### Task instructions
Locate every line that holds the string "symbol" and copy it.

### Raw records
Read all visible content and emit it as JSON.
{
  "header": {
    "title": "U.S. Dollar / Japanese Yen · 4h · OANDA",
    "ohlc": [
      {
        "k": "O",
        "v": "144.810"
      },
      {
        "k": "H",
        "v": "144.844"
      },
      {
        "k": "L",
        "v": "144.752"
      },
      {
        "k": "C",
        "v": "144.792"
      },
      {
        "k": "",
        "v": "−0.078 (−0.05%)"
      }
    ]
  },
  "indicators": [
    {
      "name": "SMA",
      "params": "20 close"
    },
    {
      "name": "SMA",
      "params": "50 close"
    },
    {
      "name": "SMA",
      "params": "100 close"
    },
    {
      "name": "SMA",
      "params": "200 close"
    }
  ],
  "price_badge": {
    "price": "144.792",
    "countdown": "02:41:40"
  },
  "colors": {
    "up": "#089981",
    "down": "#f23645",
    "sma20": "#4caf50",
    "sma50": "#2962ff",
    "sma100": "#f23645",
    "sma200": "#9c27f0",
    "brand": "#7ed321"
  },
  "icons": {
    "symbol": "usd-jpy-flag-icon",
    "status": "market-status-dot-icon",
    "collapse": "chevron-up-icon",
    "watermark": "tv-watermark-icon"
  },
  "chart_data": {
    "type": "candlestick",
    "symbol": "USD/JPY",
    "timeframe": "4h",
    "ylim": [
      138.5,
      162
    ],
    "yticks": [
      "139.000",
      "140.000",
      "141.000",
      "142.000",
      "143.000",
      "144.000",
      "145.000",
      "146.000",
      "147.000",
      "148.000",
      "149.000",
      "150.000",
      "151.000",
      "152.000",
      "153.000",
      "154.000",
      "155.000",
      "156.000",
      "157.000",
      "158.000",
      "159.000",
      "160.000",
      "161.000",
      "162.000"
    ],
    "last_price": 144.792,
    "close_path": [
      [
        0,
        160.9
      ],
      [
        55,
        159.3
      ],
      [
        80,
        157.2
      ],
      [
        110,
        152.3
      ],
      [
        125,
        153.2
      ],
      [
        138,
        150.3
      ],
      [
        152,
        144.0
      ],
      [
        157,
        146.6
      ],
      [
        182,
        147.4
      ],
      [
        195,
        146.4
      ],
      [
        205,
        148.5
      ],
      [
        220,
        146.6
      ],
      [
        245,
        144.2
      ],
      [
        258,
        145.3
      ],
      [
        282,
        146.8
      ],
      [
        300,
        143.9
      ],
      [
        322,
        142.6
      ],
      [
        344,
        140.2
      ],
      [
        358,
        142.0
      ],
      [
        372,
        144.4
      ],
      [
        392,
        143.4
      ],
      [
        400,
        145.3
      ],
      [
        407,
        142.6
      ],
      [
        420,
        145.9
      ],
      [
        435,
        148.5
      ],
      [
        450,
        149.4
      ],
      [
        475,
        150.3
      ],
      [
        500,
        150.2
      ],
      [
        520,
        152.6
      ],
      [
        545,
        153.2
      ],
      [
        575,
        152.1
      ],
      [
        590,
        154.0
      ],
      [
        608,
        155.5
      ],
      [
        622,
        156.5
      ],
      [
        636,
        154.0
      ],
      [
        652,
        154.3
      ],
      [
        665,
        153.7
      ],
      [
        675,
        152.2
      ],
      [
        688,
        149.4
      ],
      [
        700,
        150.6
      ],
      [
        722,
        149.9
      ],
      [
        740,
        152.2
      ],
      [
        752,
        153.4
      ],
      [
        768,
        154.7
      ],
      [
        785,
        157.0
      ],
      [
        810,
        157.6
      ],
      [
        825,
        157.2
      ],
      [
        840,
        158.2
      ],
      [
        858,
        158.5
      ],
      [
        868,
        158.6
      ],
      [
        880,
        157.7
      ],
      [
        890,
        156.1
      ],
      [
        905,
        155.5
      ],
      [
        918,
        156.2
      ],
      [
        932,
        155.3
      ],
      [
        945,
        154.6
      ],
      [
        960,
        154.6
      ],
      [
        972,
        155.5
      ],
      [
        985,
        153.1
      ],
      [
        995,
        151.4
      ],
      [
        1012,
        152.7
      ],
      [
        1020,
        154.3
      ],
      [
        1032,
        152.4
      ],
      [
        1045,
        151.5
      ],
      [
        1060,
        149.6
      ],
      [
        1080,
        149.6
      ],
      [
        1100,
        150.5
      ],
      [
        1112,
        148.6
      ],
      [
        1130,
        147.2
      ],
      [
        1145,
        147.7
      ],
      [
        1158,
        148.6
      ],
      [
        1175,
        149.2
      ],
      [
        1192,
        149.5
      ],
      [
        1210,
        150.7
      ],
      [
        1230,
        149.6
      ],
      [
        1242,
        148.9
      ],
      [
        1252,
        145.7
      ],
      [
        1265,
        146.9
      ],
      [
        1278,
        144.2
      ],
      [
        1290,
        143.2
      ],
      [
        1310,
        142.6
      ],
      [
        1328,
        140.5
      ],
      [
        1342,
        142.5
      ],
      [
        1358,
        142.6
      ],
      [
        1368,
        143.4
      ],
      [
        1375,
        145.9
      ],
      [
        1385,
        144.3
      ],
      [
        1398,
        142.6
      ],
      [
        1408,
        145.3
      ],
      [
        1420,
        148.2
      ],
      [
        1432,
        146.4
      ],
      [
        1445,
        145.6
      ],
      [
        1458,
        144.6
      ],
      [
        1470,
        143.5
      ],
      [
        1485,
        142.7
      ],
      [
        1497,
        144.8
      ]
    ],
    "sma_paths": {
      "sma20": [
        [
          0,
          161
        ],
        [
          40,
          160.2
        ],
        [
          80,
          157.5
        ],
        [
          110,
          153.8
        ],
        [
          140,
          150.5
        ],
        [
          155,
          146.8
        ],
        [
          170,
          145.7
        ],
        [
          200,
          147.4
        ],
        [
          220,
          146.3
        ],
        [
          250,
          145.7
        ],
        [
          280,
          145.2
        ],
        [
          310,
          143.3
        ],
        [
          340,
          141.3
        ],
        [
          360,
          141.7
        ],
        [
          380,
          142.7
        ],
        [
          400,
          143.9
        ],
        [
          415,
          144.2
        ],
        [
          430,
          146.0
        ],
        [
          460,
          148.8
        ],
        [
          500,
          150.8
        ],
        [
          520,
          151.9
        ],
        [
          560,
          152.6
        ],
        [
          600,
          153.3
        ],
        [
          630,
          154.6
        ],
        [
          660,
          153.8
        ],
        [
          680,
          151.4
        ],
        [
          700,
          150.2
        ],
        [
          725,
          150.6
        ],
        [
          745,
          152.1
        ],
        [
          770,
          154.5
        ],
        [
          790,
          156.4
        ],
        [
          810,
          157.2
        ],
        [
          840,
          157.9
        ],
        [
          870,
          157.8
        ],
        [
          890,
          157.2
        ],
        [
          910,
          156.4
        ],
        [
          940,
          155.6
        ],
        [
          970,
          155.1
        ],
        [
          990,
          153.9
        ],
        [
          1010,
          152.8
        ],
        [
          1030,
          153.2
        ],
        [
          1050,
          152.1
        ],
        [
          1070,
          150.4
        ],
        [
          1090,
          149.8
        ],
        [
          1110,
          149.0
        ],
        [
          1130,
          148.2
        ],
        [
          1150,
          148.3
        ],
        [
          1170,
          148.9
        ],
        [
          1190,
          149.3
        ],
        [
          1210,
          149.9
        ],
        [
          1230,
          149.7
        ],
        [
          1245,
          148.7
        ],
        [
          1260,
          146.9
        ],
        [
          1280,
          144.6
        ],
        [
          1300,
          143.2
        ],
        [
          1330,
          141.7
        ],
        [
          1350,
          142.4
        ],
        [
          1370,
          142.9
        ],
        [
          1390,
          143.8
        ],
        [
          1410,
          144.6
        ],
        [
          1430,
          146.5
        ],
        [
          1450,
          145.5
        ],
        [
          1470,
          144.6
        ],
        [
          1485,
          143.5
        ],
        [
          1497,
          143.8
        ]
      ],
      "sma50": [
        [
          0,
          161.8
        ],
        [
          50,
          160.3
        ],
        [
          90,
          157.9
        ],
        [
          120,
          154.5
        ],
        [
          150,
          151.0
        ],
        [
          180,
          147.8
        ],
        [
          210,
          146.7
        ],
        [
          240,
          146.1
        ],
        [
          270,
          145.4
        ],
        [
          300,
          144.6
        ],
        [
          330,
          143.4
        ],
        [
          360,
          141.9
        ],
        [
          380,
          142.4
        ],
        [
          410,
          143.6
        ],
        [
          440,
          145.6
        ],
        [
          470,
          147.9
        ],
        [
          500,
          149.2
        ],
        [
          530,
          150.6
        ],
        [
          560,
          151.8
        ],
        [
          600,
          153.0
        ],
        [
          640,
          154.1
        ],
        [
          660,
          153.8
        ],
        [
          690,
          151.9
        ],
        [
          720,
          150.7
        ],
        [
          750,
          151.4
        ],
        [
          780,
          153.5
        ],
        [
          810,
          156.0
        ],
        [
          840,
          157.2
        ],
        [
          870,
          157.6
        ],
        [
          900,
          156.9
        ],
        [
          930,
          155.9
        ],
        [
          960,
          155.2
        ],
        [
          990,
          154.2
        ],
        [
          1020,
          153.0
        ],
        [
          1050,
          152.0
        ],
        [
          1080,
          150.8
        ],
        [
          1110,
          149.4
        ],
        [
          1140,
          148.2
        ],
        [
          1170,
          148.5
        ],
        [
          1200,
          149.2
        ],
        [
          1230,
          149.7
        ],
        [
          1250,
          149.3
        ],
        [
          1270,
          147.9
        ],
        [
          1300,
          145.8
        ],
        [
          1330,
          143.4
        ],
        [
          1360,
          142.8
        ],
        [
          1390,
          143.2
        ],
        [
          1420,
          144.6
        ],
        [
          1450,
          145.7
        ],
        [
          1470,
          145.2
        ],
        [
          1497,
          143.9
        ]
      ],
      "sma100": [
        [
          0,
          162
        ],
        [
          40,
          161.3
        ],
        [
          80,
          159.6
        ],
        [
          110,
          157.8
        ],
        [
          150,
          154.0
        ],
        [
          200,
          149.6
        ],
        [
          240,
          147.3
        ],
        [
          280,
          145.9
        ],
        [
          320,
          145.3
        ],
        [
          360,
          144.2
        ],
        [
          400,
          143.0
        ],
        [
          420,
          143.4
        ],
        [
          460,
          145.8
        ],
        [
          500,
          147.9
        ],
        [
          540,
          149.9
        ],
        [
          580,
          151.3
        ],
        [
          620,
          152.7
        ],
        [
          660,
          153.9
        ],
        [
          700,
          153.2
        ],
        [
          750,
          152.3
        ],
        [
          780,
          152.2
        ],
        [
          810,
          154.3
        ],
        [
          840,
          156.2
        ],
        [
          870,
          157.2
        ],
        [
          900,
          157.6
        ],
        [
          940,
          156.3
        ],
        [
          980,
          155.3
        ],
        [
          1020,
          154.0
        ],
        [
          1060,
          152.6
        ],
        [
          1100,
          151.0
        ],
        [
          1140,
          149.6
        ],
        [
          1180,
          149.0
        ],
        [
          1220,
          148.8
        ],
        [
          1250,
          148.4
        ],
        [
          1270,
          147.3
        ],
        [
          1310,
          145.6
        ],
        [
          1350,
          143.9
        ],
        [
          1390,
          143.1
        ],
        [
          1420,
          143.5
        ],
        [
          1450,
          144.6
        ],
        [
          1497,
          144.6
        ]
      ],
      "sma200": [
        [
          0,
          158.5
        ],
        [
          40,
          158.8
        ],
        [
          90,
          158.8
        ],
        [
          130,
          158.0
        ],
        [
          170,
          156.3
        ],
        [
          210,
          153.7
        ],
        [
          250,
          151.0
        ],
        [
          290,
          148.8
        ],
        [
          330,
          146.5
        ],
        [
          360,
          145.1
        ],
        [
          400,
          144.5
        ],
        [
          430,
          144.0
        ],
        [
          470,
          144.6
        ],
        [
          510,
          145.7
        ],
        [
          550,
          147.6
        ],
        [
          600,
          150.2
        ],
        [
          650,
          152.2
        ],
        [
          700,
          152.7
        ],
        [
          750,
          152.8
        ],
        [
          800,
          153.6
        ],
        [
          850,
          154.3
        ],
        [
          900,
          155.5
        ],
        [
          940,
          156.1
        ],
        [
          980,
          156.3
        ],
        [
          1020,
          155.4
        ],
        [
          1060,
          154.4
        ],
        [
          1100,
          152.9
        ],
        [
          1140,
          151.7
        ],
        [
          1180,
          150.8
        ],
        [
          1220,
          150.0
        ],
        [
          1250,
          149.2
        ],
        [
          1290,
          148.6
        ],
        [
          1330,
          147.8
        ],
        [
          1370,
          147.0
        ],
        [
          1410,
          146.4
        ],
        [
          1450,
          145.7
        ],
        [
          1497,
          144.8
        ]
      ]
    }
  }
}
--
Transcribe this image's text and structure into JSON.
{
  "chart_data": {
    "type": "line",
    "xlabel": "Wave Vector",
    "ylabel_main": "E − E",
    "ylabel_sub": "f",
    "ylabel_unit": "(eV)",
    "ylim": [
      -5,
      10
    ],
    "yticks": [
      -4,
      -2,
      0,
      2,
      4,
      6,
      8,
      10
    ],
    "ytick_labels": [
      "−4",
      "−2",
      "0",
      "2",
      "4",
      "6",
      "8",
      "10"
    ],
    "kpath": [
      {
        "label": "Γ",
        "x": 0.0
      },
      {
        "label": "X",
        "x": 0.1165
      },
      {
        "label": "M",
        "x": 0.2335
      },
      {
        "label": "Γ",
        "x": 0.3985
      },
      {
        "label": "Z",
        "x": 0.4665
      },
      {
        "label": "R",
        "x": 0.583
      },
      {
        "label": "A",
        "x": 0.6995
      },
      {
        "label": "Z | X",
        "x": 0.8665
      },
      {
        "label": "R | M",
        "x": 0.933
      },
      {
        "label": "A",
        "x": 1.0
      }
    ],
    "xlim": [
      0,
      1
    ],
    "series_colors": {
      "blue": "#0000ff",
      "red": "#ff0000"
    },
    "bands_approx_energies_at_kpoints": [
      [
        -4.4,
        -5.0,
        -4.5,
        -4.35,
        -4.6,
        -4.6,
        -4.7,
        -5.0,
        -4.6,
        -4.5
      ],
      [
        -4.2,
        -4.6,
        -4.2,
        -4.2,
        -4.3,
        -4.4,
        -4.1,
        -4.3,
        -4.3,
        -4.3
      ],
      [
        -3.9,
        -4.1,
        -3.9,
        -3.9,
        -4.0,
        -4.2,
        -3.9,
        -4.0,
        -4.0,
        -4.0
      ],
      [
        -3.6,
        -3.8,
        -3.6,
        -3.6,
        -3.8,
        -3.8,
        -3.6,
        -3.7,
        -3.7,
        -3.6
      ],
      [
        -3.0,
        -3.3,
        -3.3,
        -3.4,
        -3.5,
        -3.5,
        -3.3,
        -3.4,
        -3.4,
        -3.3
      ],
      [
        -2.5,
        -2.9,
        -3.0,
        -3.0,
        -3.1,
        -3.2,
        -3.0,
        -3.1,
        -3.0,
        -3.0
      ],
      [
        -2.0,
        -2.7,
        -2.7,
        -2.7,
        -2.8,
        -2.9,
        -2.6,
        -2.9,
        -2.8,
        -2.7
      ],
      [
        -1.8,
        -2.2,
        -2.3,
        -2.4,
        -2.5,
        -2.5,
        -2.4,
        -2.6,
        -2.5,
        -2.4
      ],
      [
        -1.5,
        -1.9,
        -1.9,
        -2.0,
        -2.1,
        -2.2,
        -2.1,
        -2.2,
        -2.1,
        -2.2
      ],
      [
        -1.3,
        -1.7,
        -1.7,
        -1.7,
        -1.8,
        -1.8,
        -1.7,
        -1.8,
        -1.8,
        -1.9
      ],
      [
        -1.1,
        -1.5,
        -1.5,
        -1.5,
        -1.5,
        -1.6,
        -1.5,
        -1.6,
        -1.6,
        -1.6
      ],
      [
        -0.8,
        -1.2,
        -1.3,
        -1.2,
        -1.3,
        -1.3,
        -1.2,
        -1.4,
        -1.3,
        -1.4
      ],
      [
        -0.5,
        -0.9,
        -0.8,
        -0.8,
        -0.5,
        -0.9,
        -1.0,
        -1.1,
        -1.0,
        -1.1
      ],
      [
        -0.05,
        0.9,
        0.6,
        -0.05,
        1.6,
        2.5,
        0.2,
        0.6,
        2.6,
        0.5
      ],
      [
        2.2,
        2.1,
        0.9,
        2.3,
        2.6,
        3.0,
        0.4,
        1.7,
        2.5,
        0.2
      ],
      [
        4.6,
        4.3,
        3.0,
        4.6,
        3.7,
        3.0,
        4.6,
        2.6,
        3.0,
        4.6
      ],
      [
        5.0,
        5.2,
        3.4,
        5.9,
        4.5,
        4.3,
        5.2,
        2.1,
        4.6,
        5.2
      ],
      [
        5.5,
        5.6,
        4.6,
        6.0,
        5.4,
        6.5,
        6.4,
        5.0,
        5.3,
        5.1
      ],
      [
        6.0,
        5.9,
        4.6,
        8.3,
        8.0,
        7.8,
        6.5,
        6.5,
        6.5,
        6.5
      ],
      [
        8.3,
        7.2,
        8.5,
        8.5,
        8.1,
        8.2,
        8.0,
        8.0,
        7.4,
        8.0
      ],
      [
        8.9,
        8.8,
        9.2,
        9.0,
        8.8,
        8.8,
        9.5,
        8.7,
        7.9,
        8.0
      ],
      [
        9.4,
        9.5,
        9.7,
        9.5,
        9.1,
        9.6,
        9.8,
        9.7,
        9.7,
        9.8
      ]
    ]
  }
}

### Correct result
    "symbol": "usd-jpy-flag-icon",
    "symbol": "USD/JPY",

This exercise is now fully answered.